Saved data entries
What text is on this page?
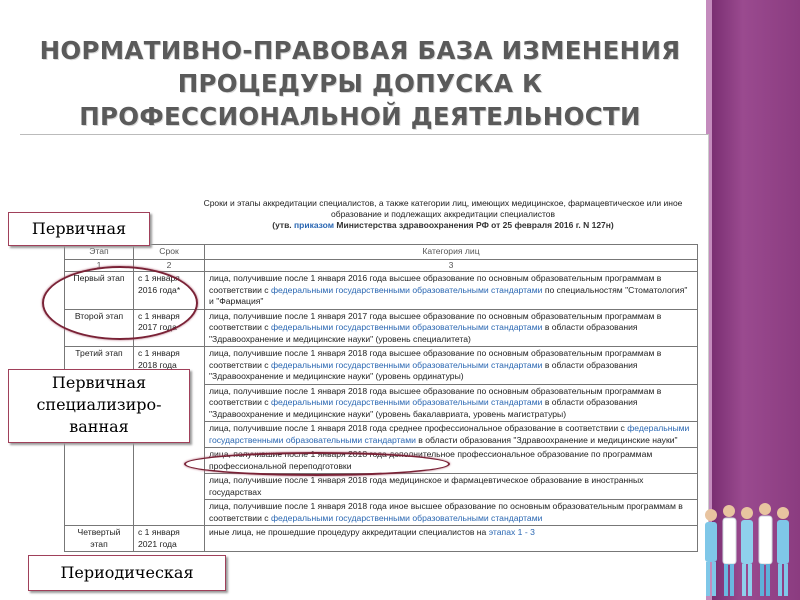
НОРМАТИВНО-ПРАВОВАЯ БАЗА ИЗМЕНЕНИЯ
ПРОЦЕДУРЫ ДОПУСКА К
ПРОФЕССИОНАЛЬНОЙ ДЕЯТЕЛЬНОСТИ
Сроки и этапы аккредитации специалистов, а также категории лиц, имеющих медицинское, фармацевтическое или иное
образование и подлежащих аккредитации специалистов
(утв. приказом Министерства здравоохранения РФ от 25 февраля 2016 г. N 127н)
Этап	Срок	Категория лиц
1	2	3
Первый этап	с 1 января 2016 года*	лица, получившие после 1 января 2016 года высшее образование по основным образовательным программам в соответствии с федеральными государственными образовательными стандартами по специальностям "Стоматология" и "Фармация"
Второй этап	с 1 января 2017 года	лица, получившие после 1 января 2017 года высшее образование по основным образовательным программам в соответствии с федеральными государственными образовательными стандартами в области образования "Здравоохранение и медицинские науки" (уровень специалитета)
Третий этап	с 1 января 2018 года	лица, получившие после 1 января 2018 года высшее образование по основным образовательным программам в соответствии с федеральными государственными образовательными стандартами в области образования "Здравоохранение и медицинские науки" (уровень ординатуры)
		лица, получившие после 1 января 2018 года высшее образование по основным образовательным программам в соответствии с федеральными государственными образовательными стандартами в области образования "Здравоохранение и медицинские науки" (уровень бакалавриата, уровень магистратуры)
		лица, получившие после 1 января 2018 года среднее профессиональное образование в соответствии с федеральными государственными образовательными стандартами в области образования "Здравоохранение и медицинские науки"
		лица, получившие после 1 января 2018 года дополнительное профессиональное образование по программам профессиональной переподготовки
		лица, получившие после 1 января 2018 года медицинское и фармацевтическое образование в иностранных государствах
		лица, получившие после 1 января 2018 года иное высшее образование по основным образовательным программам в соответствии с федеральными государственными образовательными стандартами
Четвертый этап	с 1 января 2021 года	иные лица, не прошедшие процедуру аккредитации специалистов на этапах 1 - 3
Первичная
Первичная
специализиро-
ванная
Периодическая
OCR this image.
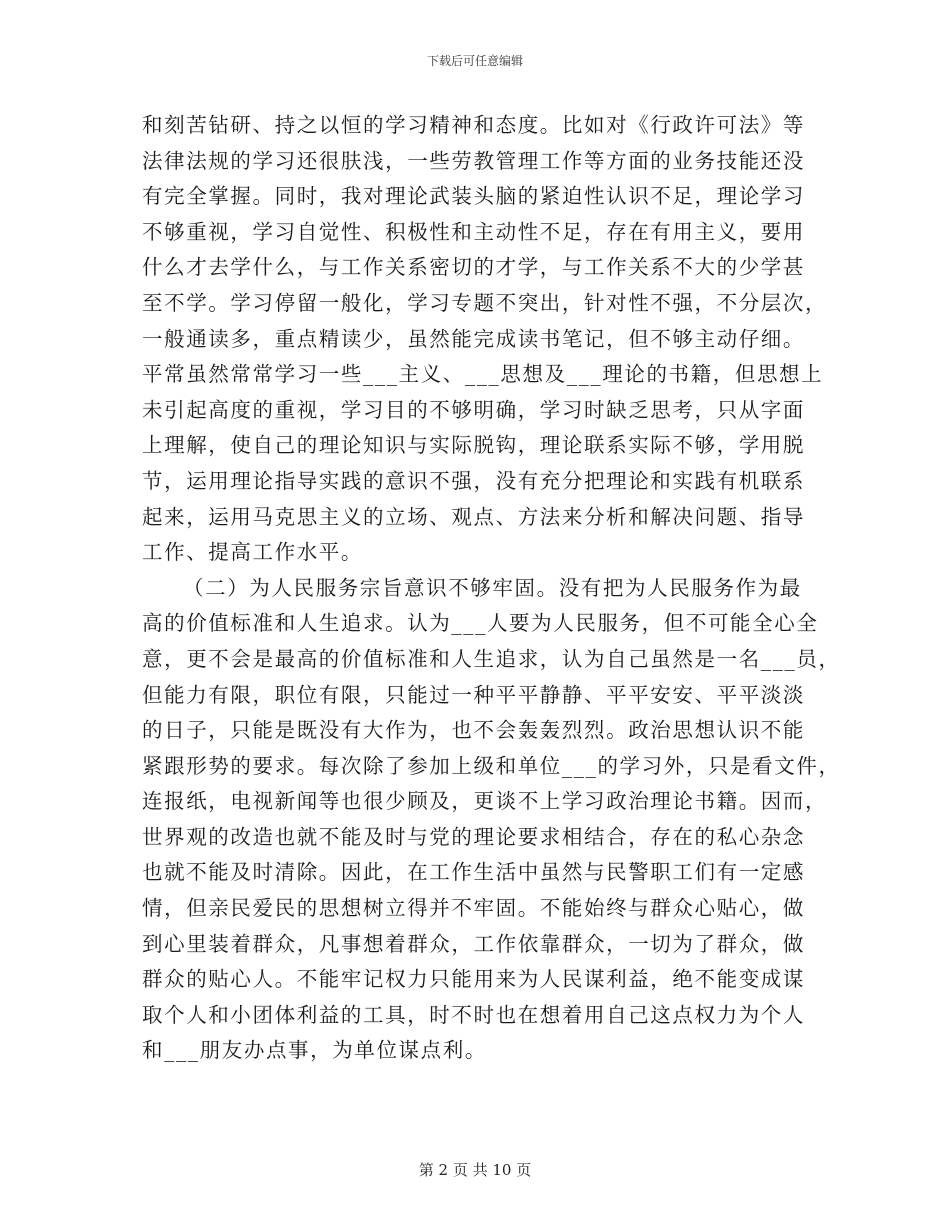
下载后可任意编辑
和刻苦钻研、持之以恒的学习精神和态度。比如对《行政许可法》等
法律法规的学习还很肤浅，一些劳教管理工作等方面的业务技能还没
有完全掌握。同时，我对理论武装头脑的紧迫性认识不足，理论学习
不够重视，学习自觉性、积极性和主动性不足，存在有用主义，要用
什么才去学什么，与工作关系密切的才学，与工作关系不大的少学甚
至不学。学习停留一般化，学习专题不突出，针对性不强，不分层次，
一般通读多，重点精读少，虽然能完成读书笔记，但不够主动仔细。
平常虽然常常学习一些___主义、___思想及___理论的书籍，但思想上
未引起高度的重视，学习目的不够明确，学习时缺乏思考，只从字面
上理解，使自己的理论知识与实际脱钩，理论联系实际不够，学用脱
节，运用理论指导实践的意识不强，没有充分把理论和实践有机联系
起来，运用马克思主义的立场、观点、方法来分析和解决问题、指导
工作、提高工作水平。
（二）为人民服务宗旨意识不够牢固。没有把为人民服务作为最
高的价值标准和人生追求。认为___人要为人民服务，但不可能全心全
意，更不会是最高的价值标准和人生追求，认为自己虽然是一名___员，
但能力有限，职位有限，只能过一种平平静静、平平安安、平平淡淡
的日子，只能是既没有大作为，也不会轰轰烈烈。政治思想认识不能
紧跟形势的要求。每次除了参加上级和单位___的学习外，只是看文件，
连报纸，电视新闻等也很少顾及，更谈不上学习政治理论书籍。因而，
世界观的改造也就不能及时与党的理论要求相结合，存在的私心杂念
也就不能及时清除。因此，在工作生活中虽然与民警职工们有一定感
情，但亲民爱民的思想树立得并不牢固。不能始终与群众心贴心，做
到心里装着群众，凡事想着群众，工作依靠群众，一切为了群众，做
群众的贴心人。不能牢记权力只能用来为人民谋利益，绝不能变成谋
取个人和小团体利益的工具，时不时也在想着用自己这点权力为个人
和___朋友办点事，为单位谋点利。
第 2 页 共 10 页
--
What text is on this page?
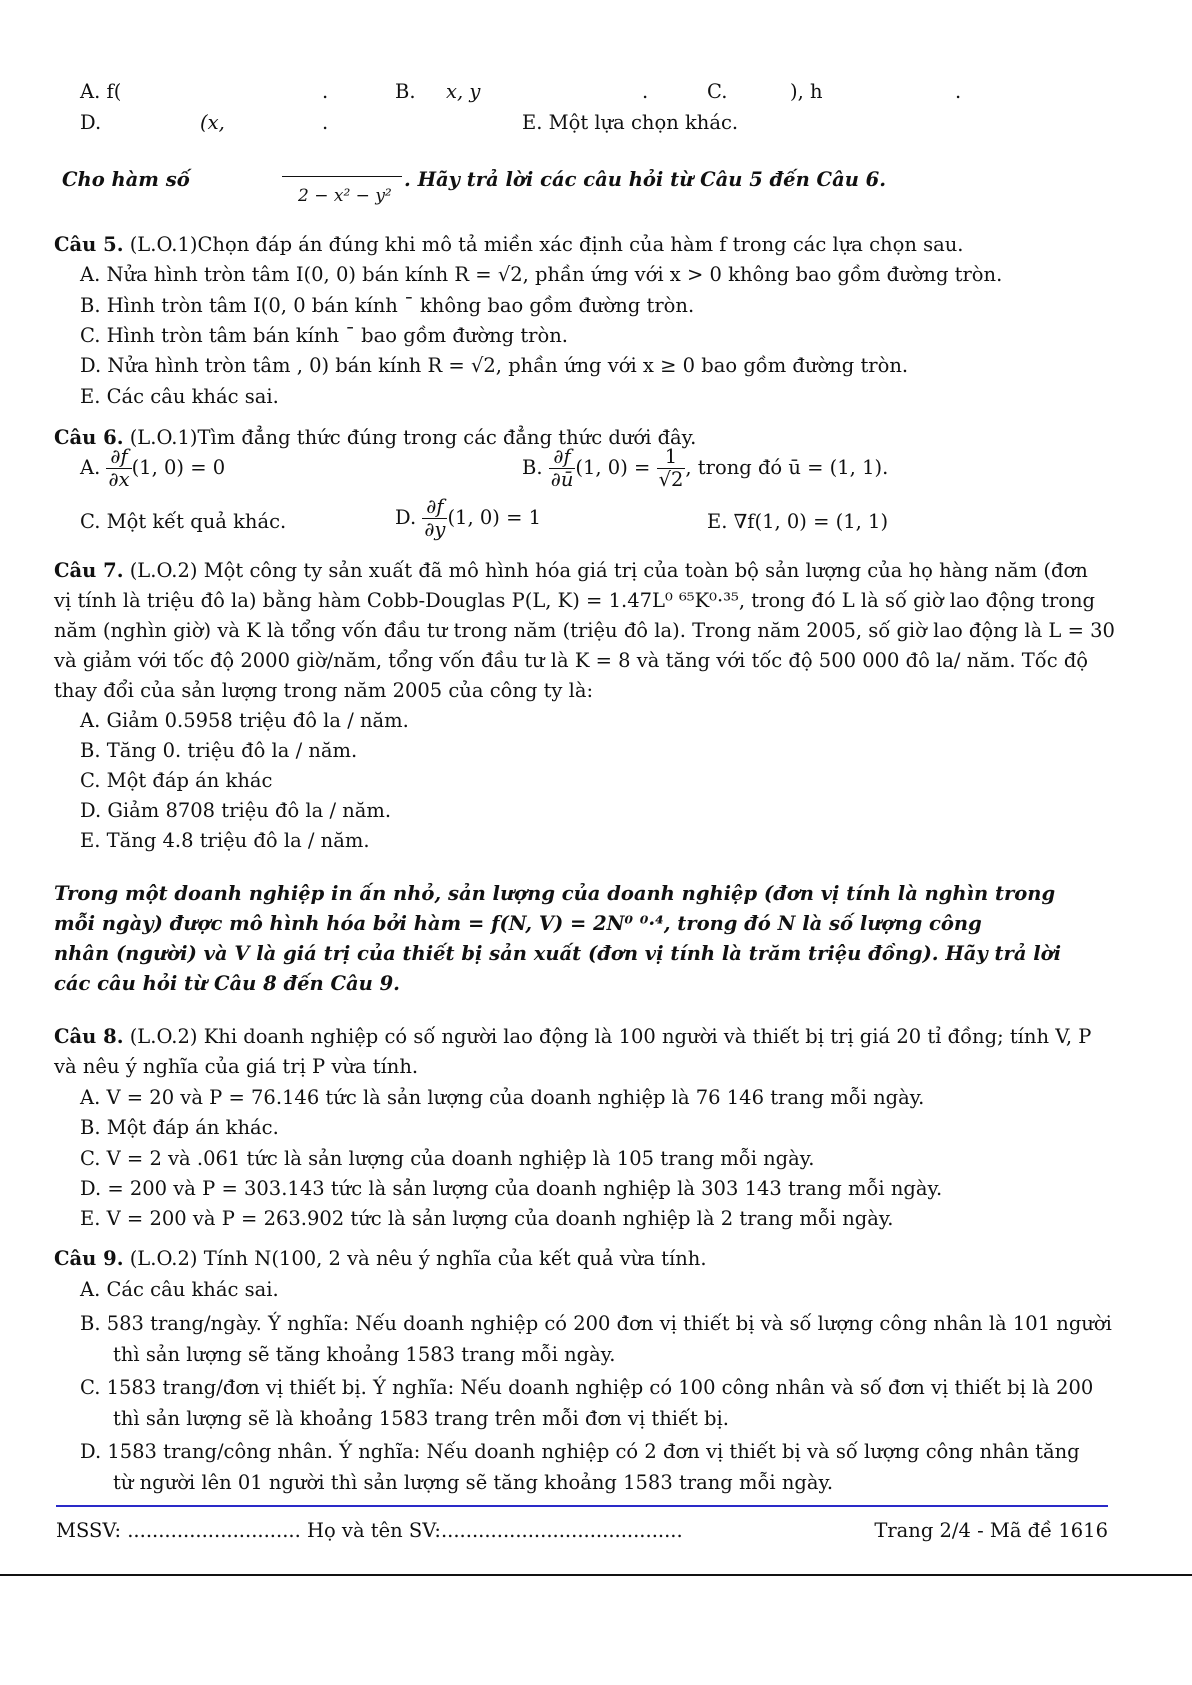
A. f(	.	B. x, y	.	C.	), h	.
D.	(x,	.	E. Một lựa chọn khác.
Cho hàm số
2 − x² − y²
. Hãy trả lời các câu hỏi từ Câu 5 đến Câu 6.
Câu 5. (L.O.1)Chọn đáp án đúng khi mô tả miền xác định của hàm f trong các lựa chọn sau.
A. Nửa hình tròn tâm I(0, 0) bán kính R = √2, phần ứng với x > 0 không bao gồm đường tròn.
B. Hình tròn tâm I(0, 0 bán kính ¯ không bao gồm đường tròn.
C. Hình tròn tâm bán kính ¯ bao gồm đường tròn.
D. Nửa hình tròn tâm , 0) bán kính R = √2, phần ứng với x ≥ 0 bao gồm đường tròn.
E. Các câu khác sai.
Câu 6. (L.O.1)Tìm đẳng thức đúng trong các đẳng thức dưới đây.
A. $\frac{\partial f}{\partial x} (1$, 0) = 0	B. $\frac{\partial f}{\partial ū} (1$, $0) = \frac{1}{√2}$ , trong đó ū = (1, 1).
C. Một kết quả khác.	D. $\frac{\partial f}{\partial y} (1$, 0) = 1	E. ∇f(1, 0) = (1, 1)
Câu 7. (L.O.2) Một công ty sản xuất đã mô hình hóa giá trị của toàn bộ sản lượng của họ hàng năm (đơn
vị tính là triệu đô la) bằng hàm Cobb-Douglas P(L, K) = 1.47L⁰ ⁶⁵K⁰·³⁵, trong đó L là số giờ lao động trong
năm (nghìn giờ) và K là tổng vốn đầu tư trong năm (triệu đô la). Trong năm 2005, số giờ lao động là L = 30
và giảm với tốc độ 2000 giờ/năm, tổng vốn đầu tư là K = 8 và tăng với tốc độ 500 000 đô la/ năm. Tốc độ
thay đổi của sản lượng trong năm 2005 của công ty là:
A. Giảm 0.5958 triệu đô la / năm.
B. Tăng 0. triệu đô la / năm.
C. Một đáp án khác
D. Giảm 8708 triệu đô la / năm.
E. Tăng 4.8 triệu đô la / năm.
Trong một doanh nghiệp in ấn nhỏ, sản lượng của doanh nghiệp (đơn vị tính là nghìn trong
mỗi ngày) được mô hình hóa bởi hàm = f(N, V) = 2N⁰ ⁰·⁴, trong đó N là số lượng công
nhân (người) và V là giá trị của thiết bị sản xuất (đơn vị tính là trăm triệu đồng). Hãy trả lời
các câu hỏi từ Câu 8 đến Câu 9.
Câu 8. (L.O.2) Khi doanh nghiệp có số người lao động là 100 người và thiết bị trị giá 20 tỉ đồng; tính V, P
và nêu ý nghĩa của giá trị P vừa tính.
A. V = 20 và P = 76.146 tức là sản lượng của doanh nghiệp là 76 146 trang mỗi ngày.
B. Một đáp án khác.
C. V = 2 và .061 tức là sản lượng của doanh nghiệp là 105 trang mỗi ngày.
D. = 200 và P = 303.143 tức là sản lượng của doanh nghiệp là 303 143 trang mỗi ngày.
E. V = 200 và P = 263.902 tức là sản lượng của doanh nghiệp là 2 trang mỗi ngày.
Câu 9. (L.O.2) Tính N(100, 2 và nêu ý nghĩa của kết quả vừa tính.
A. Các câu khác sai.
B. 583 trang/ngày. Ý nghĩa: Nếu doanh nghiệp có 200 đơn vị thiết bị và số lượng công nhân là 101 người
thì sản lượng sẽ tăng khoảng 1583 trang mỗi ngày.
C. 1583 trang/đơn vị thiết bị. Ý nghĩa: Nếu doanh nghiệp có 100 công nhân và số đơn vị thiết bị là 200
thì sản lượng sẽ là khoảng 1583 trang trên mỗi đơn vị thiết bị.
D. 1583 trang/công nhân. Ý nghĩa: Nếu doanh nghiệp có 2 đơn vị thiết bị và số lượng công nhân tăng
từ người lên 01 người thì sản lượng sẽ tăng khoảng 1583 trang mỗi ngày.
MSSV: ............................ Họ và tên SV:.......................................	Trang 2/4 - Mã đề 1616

TASK GOAL - Find the lines containing "thiết" and pull them out.

THE COMPLETED TASK -
nhân (người) và V là giá trị của thiết bị sản xuất (đơn vị tính là trăm triệu đồng). Hãy trả lời
Câu 8. (L.O.2) Khi doanh nghiệp có số người lao động là 100 người và thiết bị trị giá 20 tỉ đồng; tính V, P
B. 583 trang/ngày. Ý nghĩa: Nếu doanh nghiệp có 200 đơn vị thiết bị và số lượng công nhân là 101 người
C. 1583 trang/đơn vị thiết bị. Ý nghĩa: Nếu doanh nghiệp có 100 công nhân và số đơn vị thiết bị là 200
thì sản lượng sẽ là khoảng 1583 trang trên mỗi đơn vị thiết bị.
D. 1583 trang/công nhân. Ý nghĩa: Nếu doanh nghiệp có 2 đơn vị thiết bị và số lượng công nhân tăng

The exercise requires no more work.